*Task data*:
===============

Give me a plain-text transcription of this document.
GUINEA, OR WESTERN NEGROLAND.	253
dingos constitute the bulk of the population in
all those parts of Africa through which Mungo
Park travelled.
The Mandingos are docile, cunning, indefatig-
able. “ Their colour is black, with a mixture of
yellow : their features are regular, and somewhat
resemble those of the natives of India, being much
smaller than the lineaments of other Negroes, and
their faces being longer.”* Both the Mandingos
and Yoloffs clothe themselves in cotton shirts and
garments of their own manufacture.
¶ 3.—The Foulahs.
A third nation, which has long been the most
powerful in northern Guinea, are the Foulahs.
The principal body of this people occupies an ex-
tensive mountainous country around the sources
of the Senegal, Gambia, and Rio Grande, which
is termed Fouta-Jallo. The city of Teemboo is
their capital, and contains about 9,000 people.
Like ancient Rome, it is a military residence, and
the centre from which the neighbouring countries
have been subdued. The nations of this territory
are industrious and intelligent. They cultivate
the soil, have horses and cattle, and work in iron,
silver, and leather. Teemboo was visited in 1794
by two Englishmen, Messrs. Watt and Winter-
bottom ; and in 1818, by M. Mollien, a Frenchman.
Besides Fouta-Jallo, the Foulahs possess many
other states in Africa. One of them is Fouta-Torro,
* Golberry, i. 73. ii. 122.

===============

*Exercise objective*: All entries must be repeated verbatim.

*Output for this exercise*:
Give me a plain-text transcription of this document.
GUINEA, OR WESTERN NEGROLAND.	253
dingos constitute the bulk of the population in
all those parts of Africa through which Mungo
Park travelled.
The Mandingos are docile, cunning, indefatig-
able. “ Their colour is black, with a mixture of
yellow : their features are regular, and somewhat
resemble those of the natives of India, being much
smaller than the lineaments of other Negroes, and
their faces being longer.”* Both the Mandingos
and Yoloffs clothe themselves in cotton shirts and
garments of their own manufacture.
¶ 3.—The Foulahs.
A third nation, which has long been the most
powerful in northern Guinea, are the Foulahs.
The principal body of this people occupies an ex-
tensive mountainous country around the sources
of the Senegal, Gambia, and Rio Grande, which
is termed Fouta-Jallo. The city of Teemboo is
their capital, and contains about 9,000 people.
Like ancient Rome, it is a military residence, and
the centre from which the neighbouring countries
have been subdued. The nations of this territory
are industrious and intelligent. They cultivate
the soil, have horses and cattle, and work in iron,
silver, and leather. Teemboo was visited in 1794
by two Englishmen, Messrs. Watt and Winter-
bottom ; and in 1818, by M. Mollien, a Frenchman.
Besides Fouta-Jallo, the Foulahs possess many
other states in Africa. One of them is Fouta-Torro,
* Golberry, i. 73. ii. 122.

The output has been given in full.